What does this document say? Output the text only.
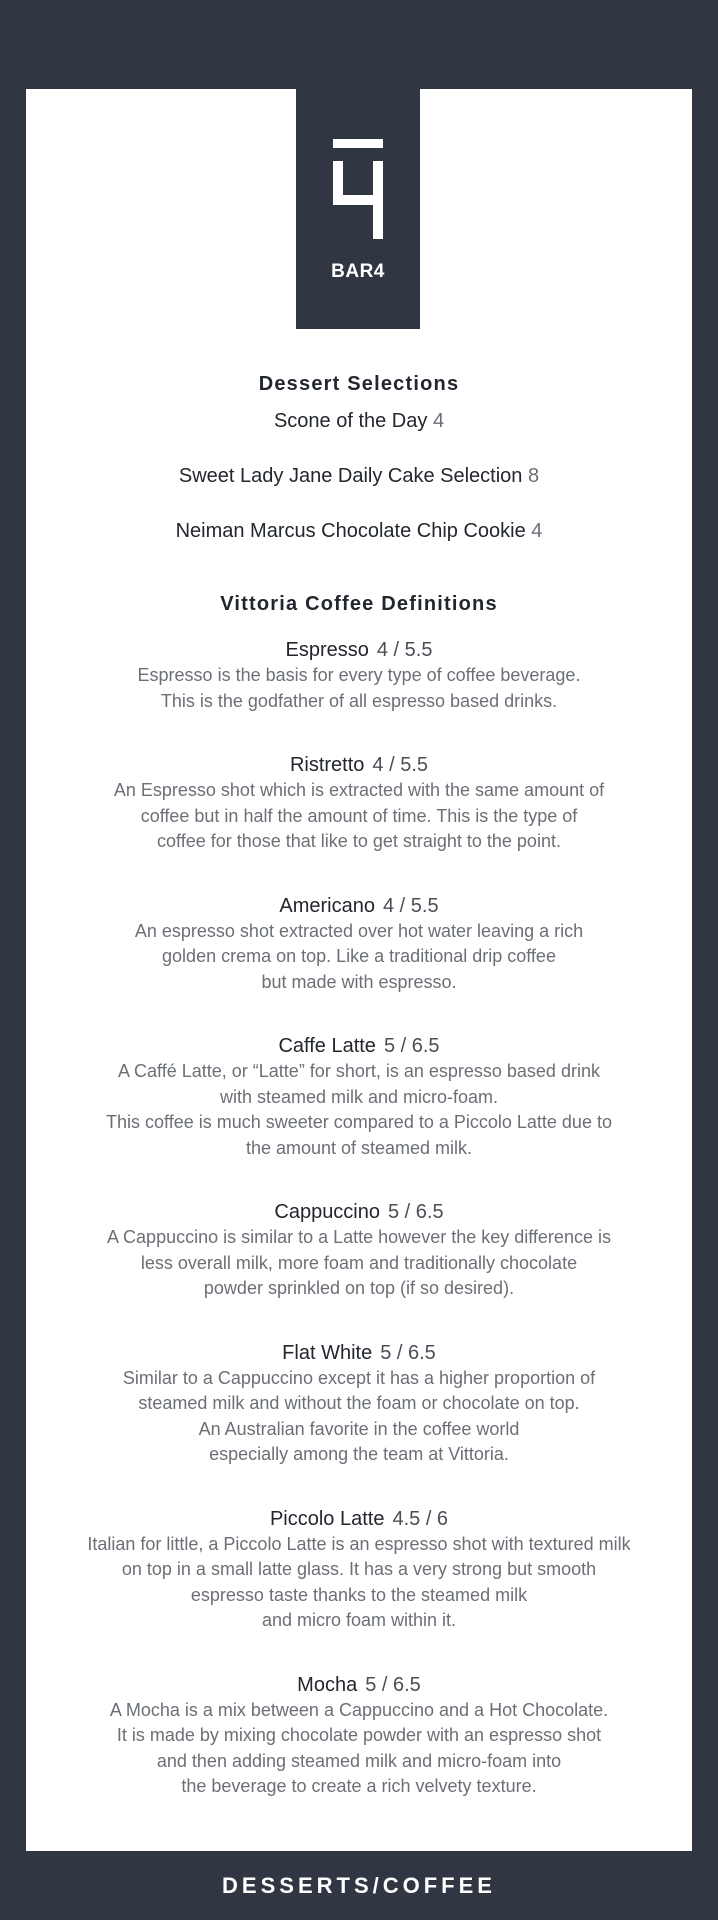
BAR4
Dessert Selections
Scone of the Day 4
Sweet Lady Jane Daily Cake Selection 8
Neiman Marcus Chocolate Chip Cookie 4
Vittoria Coffee Definitions
Espresso 4 / 5.5

Espresso is the basis for every type of coffee beverage.
This is the godfather of all espresso based drinks.

Ristretto 4 / 5.5

An Espresso shot which is extracted with the same amount of
coffee but in half the amount of time. This is the type of
coffee for those that like to get straight to the point.

Americano 4 / 5.5

An espresso shot extracted over hot water leaving a rich
golden crema on top. Like a traditional drip coffee
but made with espresso.

Caffe Latte 5 / 6.5

A Caffé Latte, or “Latte” for short, is an espresso based drink
with steamed milk and micro-foam.
This coffee is much sweeter compared to a Piccolo Latte due to
the amount of steamed milk.

Cappuccino 5 / 6.5

A Cappuccino is similar to a Latte however the key difference is
less overall milk, more foam and traditionally chocolate
powder sprinkled on top (if so desired).

Flat White 5 / 6.5

Similar to a Cappuccino except it has a higher proportion of
steamed milk and without the foam or chocolate on top.
An Australian favorite in the coffee world
especially among the team at Vittoria.

Piccolo Latte 4.5 / 6

Italian for little, a Piccolo Latte is an espresso shot with textured milk
on top in a small latte glass. It has a very strong but smooth
espresso taste thanks to the steamed milk
and micro foam within it.

Mocha 5 / 6.5

A Mocha is a mix between a Cappuccino and a Hot Chocolate.
It is made by mixing chocolate powder with an espresso shot
and then adding steamed milk and micro-foam into
the beverage to create a rich velvety texture.

DESSERTS/COFFEE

= YOUR OBJECTIVE =
Copy each line that contains the word "foam".

= RESULT OF THE TASK =
with steamed milk and micro-foam.
less overall milk, more foam and traditionally chocolate
steamed milk and without the foam or chocolate on top.
and micro foam within it.
and then adding steamed milk and micro-foam into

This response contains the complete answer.